### Exercise
Return every line of the records below unchanged, omitting the pictures.

### Recorded information
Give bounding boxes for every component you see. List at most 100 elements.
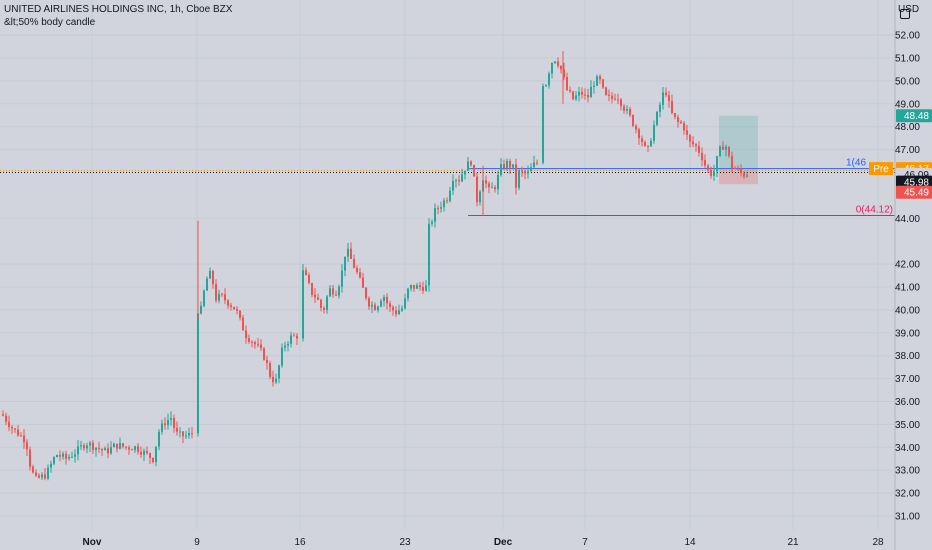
candle-body [446,200,448,202]
candle-body [584,94,586,96]
candle-body [14,428,16,430]
candle-body [77,446,79,455]
candle-body [572,91,574,100]
candle-body [476,176,478,203]
candle-body [110,447,112,454]
candle-body [410,284,412,289]
level-lines: 1(46 0(44.12) [0,158,895,217]
price-tick-label: 42.00 [895,260,920,271]
time-tick-label: 9 [194,537,200,548]
candle-body [23,435,25,443]
candle-body [563,69,565,78]
candle-body [458,180,460,182]
chart-title: UNITED AIRLINES HOLDINGS INC, 1h, Cboe B… [4,4,233,15]
price-tick-label: 35.00 [895,420,920,431]
candle-body [374,304,376,311]
candle-body [704,160,706,166]
candle-body [695,144,697,147]
candle-body [197,313,199,434]
candle-body [599,76,601,80]
price-tick-label: 38.00 [895,351,920,362]
candle-body [293,335,295,337]
candle-body [146,450,148,454]
candle-body [542,86,544,163]
candle-body [167,419,169,426]
price-tick-label: 39.00 [895,328,920,339]
candle-body [719,146,721,157]
candle-body [662,92,664,105]
candle-body [428,223,430,286]
candle-body [497,175,499,190]
candle-body [50,463,52,468]
stop-zone [719,168,758,185]
candle-body [281,347,283,366]
candle-body [656,111,658,125]
price-tick-label: 48.00 [895,122,920,133]
position-zones [719,115,758,185]
candle-body [440,207,442,209]
time-tick-label: 28 [872,537,884,548]
candle-body [596,76,598,86]
candle-body [326,296,328,310]
candle-body [212,270,214,285]
candle-body [443,200,445,208]
price-tick-label: 33.00 [895,466,920,477]
candle-body [305,270,307,275]
candle-body [455,180,457,182]
candle-body [611,95,613,99]
candle-body [698,146,700,153]
candle-body [467,161,469,171]
candle-body [137,446,139,452]
price-tick-label: 52.00 [895,31,920,42]
candle-body [521,170,523,172]
candle-body [623,106,625,111]
candle-body [392,306,394,311]
candle-body [284,345,286,348]
fib-level-0-label: 0(44.12) [856,205,893,216]
candle-body [119,443,121,449]
candle-body [116,443,118,449]
pre-market-badge-bg [869,162,893,176]
candle-body [239,310,241,318]
candle-body [650,140,652,147]
lock-icon[interactable] [900,9,910,19]
candle-body [185,435,187,437]
price-tag-label: 45.98 [904,178,929,189]
candle-body [317,297,319,300]
candle-body [320,299,322,308]
candle-body [227,300,229,306]
candle-body [491,187,493,189]
candle-body [407,288,409,299]
candle-body [53,457,55,464]
price-tag-label: 48.48 [904,111,929,122]
candle-body [347,248,349,257]
price-tick-label: 50.00 [895,76,920,87]
candle-body [182,431,184,437]
candle-body [338,286,340,296]
price-tick-label: 41.00 [895,283,920,294]
candle-body [62,453,64,457]
candle-body [674,113,676,118]
candle-body [329,288,331,297]
candle-body [527,171,529,174]
candle-body [620,99,622,107]
candle-body [629,108,631,116]
candle-body [716,156,718,172]
candle-body [80,445,82,447]
candle-body [413,284,415,289]
candle-body [452,181,454,191]
candle-body [686,130,688,135]
candle-body [416,285,418,289]
candle-body [290,335,292,344]
candle-body [128,447,130,450]
candle-body [725,146,727,150]
candle-body [503,164,505,169]
candle-body [506,160,508,169]
candle-body [389,303,391,307]
time-tick-label: 16 [294,537,306,548]
candle-body [260,344,262,349]
candle-body [470,161,472,165]
candle-body [29,449,31,467]
candle-body [251,341,253,343]
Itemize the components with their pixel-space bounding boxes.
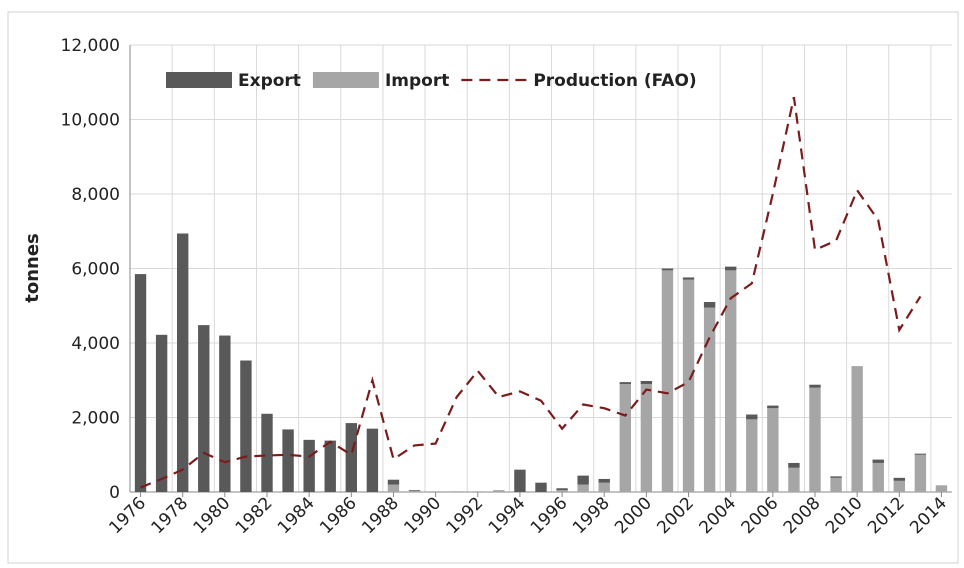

### Full output
Give bounding boxes for every component you see. List at most 100 elements.
candle-body [446,200,448,202]
candle-body [584,94,586,96]
candle-body [14,428,16,430]
candle-body [77,446,79,455]
candle-body [572,91,574,100]
candle-body [476,176,478,203]
candle-body [110,447,112,454]
candle-body [410,284,412,289]
level-lines: 1(46 0(44.12) [0,158,895,217]
price-tick-label: 42.00 [895,260,920,271]
time-tick-label: 9 [194,537,200,548]
candle-body [23,435,25,443]
candle-body [563,69,565,78]
candle-body [458,180,460,182]
chart-title: UNITED AIRLINES HOLDINGS INC, 1h, Cboe B… [4,4,233,15]
price-tick-label: 35.00 [895,420,920,431]
candle-body [374,304,376,311]
candle-body [704,160,706,166]
candle-body [695,144,697,147]
candle-body [197,313,199,434]
candle-body [599,76,601,80]
price-tick-label: 38.00 [895,351,920,362]
candle-body [293,335,295,337]
candle-body [146,450,148,454]
candle-body [542,86,544,163]
candle-body [167,419,169,426]
price-tick-label: 39.00 [895,328,920,339]
candle-body [719,146,721,157]
candle-body [662,92,664,105]
candle-body [428,223,430,286]
candle-body [497,175,499,190]
candle-body [50,463,52,468]
stop-zone [719,168,758,185]
candle-body [281,347,283,366]
candle-body [656,111,658,125]
price-tick-label: 48.00 [895,122,920,133]
position-zones [719,115,758,185]
candle-body [440,207,442,209]
time-tick-label: 28 [872,537,884,548]
candle-body [596,76,598,86]
candle-body [326,296,328,310]
candle-body [212,270,214,285]
candle-body [443,200,445,208]
price-tick-label: 33.00 [895,466,920,477]
candle-body [305,270,307,275]
candle-body [455,180,457,182]
candle-body [611,95,613,99]
candle-body [698,146,700,153]
candle-body [467,161,469,171]
candle-body [137,446,139,452]
price-tick-label: 52.00 [895,31,920,42]
candle-body [521,170,523,172]
candle-body [623,106,625,111]
candle-body [392,306,394,311]
candle-body [284,345,286,348]
fib-level-0-label: 0(44.12) [856,205,893,216]
candle-body [119,443,121,449]
candle-body [116,443,118,449]
pre-market-badge-bg [869,162,893,176]
candle-body [239,310,241,318]
candle-body [650,140,652,147]
lock-icon[interactable] [900,9,910,19]
candle-body [185,435,187,437]
price-tag-label: 45.98 [904,178,929,189]
candle-body [317,297,319,300]
candle-body [320,299,322,308]
candle-body [227,300,229,306]
candle-body [491,187,493,189]
candle-body [407,288,409,299]
candle-body [53,457,55,464]
price-tag-label: 48.48 [904,111,929,122]
candle-body [347,248,349,257]
price-tick-label: 50.00 [895,76,920,87]
candle-body [182,431,184,437]
candle-body [338,286,340,296]
price-tick-label: 41.00 [895,283,920,294]
candle-body [62,453,64,457]
candle-body [674,113,676,118]
candle-body [329,288,331,297]
candle-body [527,171,529,174]
candle-body [620,99,622,107]
candle-body [629,108,631,116]
candle-body [716,156,718,172]
candle-body [80,445,82,447]
candle-body [413,284,415,289]
candle-body [452,181,454,191]
candle-body [686,130,688,135]
candle-body [416,285,418,289]
candle-body [290,335,292,344]
candle-body [128,447,130,450]
candle-body [725,146,727,150]
candle-body [503,164,505,169]
candle-body [506,160,508,169]
candle-body [389,303,391,307]
time-tick-label: 16 [294,537,306,548]
candle-body [260,344,262,349]
candle-body [470,161,472,165]
candle-body [29,449,31,467]
candle-body [251,341,253,343]
Itemize the components with their pixel-space bounding boxes.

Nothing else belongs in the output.